Directive
Convert the lines of all the items below into a numbered list, omitting any blank lines.

Data lines
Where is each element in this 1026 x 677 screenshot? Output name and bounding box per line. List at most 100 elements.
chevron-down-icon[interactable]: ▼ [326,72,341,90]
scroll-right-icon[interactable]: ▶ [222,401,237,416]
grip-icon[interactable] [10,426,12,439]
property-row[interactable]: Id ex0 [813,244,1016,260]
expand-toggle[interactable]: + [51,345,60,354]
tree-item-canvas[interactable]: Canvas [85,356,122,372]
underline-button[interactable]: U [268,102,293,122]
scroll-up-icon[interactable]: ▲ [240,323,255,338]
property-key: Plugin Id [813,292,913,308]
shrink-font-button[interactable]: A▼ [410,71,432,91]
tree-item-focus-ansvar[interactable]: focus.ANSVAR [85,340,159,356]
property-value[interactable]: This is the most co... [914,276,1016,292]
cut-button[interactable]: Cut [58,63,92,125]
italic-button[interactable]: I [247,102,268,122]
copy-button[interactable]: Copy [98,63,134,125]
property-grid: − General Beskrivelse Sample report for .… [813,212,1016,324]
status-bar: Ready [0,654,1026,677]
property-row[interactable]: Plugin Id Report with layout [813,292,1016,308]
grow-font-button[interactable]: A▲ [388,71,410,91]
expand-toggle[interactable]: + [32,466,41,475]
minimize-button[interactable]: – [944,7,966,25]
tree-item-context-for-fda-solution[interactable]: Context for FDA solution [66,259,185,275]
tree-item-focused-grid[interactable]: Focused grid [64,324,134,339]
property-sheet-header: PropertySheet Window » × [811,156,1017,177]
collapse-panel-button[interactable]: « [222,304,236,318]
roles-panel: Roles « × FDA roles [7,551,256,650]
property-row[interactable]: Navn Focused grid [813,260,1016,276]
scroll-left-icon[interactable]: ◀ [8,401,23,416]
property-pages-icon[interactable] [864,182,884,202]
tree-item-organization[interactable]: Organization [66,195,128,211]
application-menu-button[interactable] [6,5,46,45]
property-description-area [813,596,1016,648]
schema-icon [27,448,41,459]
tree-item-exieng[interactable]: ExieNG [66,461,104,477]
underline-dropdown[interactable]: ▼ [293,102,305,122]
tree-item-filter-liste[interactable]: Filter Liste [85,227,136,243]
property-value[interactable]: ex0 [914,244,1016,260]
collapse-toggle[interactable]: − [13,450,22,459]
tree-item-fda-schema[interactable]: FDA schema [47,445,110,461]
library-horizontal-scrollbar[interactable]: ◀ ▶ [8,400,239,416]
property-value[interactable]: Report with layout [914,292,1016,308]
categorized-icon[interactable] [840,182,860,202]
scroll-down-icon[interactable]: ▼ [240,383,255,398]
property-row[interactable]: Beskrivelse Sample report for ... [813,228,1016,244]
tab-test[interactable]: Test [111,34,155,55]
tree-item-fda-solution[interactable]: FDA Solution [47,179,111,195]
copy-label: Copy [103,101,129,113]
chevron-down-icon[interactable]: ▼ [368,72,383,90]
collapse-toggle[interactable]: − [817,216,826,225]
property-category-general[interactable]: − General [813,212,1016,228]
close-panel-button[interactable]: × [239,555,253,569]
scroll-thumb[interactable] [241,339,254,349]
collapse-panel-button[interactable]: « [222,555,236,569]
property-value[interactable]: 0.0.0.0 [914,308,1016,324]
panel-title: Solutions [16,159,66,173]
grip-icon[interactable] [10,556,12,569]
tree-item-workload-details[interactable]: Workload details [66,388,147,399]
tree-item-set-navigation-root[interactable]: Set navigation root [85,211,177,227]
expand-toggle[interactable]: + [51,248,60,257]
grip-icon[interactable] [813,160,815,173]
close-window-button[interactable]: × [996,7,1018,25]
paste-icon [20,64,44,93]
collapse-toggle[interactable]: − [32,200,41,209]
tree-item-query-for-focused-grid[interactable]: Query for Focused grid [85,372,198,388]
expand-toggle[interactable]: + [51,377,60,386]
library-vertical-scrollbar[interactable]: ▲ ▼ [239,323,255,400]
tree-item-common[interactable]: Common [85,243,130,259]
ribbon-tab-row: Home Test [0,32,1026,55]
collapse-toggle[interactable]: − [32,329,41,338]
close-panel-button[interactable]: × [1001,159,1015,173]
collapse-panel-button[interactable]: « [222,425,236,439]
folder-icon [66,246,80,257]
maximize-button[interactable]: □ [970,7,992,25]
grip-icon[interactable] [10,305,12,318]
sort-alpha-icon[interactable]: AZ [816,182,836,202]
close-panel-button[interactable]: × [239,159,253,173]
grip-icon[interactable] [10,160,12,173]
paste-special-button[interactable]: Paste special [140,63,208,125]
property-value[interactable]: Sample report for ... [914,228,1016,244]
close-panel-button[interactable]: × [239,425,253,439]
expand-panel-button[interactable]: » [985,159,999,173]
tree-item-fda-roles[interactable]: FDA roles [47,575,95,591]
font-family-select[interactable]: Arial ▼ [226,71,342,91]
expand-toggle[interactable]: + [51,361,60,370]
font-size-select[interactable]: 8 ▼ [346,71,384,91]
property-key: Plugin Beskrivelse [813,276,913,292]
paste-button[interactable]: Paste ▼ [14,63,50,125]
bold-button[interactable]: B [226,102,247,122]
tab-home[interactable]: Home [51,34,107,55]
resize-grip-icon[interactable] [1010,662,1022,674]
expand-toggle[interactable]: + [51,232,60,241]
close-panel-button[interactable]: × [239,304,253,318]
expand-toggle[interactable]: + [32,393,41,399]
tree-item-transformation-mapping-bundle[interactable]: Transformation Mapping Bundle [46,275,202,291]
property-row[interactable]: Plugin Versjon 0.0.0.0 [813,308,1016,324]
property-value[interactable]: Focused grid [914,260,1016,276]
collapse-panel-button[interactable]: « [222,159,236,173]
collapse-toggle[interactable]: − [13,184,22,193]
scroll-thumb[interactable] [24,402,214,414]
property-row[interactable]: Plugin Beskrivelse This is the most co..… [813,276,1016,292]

Correct result
1. Where is each element in this 1026 x 677 screenshot? Output name and bounding box per line. List at most 100 elements.
2. chevron-down-icon[interactable]: ▼ [326,72,341,90]
3. scroll-right-icon[interactable]: ▶ [222,401,237,416]
4. grip-icon[interactable] [10,426,12,439]
5. property-row[interactable]: Id ex0 [813,244,1016,260]
6. expand-toggle[interactable]: + [51,345,60,354]
7. tree-item-canvas[interactable]: Canvas [85,356,122,372]
8. underline-button[interactable]: U [268,102,293,122]
9. scroll-up-icon[interactable]: ▲ [240,323,255,338]
10. property-key: Plugin Id [813,292,913,308]
11. shrink-font-button[interactable]: A▼ [410,71,432,91]
12. tree-item-focus-ansvar[interactable]: focus.ANSVAR [85,340,159,356]
13. property-value[interactable]: This is the most co... [914,276,1016,292]
14. cut-button[interactable]: Cut [58,63,92,125]
15. italic-button[interactable]: I [247,102,268,122]
16. copy-button[interactable]: Copy [98,63,134,125]
17. property-grid: − General Beskrivelse Sample report for .… [813,212,1016,324]
18. status-bar: Ready [0,654,1026,677]
19. property-row[interactable]: Plugin Id Report with layout [813,292,1016,308]
20. grow-font-button[interactable]: A▲ [388,71,410,91]
21. expand-toggle[interactable]: + [32,466,41,475]
22. minimize-button[interactable]: – [944,7,966,25]
23. tree-item-context-for-fda-solution[interactable]: Context for FDA solution [66,259,185,275]
24. tree-item-focused-grid[interactable]: Focused grid [64,324,134,339]
25. property-sheet-header: PropertySheet Window » × [811,156,1017,177]
26. collapse-panel-button[interactable]: « [222,304,236,318]
27. roles-panel: Roles « × FDA roles [7,551,256,650]
28. property-row[interactable]: Navn Focused grid [813,260,1016,276]
29. scroll-left-icon[interactable]: ◀ [8,401,23,416]
30. property-pages-icon[interactable] [864,182,884,202]
31. tree-item-organization[interactable]: Organization [66,195,128,211]
32. application-menu-button[interactable] [6,5,46,45]
33. property-description-area [813,596,1016,648]
34. schema-icon [27,448,41,459]
35. tree-item-exieng[interactable]: ExieNG [66,461,104,477]
36. underline-dropdown[interactable]: ▼ [293,102,305,122]
37. tree-item-filter-liste[interactable]: Filter Liste [85,227,136,243]
38. property-value[interactable]: ex0 [914,244,1016,260]
39. collapse-toggle[interactable]: − [13,450,22,459]
40. tree-item-fda-schema[interactable]: FDA schema [47,445,110,461]
41. library-horizontal-scrollbar[interactable]: ◀ ▶ [8,400,239,416]
42. property-value[interactable]: Report with layout [914,292,1016,308]
43. categorized-icon[interactable] [840,182,860,202]
44. scroll-down-icon[interactable]: ▼ [240,383,255,398]
45. property-row[interactable]: Beskrivelse Sample report for ... [813,228,1016,244]
46. tab-test[interactable]: Test [111,34,155,55]
47. tree-item-fda-solution[interactable]: FDA Solution [47,179,111,195]
48. copy-label: Copy [103,101,129,113]
49. chevron-down-icon[interactable]: ▼ [368,72,383,90]
50. collapse-toggle[interactable]: − [817,216,826,225]
51. property-category-general[interactable]: − General [813,212,1016,228]
52. close-panel-button[interactable]: × [239,555,253,569]
53. scroll-thumb[interactable] [241,339,254,349]
54. collapse-panel-button[interactable]: « [222,555,236,569]
55. property-value[interactable]: 0.0.0.0 [914,308,1016,324]
56. panel-title: Solutions [16,159,66,173]
57. grip-icon[interactable] [10,556,12,569]
58. tree-item-workload-details[interactable]: Workload details [66,388,147,399]
59. tree-item-set-navigation-root[interactable]: Set navigation root [85,211,177,227]
60. expand-toggle[interactable]: + [51,248,60,257]
61. grip-icon[interactable] [813,160,815,173]
62. close-window-button[interactable]: × [996,7,1018,25]
63. paste-icon [20,64,44,93]
64. collapse-toggle[interactable]: − [32,200,41,209]
65. tree-item-query-for-focused-grid[interactable]: Query for Focused grid [85,372,198,388]
66. expand-toggle[interactable]: + [51,377,60,386]
67. library-vertical-scrollbar[interactable]: ▲ ▼ [239,323,255,400]
68. tree-item-common[interactable]: Common [85,243,130,259]
69. ribbon-tab-row: Home Test [0,32,1026,55]
70. collapse-toggle[interactable]: − [32,329,41,338]
71. close-panel-button[interactable]: × [1001,159,1015,173]
72. collapse-panel-button[interactable]: « [222,425,236,439]
73. folder-icon [66,246,80,257]
74. maximize-button[interactable]: □ [970,7,992,25]
75. grip-icon[interactable] [10,305,12,318]
76. sort-alpha-icon[interactable]: AZ [816,182,836,202]
77. close-panel-button[interactable]: × [239,159,253,173]
78. grip-icon[interactable] [10,160,12,173]
79. paste-special-button[interactable]: Paste special [140,63,208,125]
80. property-value[interactable]: Sample report for ... [914,228,1016,244]
81. close-panel-button[interactable]: × [239,425,253,439]
82. expand-panel-button[interactable]: » [985,159,999,173]
83. tree-item-fda-roles[interactable]: FDA roles [47,575,95,591]
84. font-family-select[interactable]: Arial ▼ [226,71,342,91]
85. expand-toggle[interactable]: + [51,361,60,370]
86. font-size-select[interactable]: 8 ▼ [346,71,384,91]
87. property-key: Plugin Beskrivelse [813,276,913,292]
88. paste-button[interactable]: Paste ▼ [14,63,50,125]
89. bold-button[interactable]: B [226,102,247,122]
90. tab-home[interactable]: Home [51,34,107,55]
91. resize-grip-icon[interactable] [1010,662,1022,674]
92. expand-toggle[interactable]: + [51,232,60,241]
93. close-panel-button[interactable]: × [239,304,253,318]
94. expand-toggle[interactable]: + [32,393,41,399]
95. tree-item-transformation-mapping-bundle[interactable]: Transformation Mapping Bundle [46,275,202,291]
96. property-row[interactable]: Plugin Versjon 0.0.0.0 [813,308,1016,324]
97. property-value[interactable]: Focused grid [914,260,1016,276]
98. collapse-panel-button[interactable]: « [222,159,236,173]
99. collapse-toggle[interactable]: − [13,184,22,193]
100. scroll-thumb[interactable] [24,402,214,414]
101. property-row[interactable]: Plugin Beskrivelse This is the most co..… [813,276,1016,292]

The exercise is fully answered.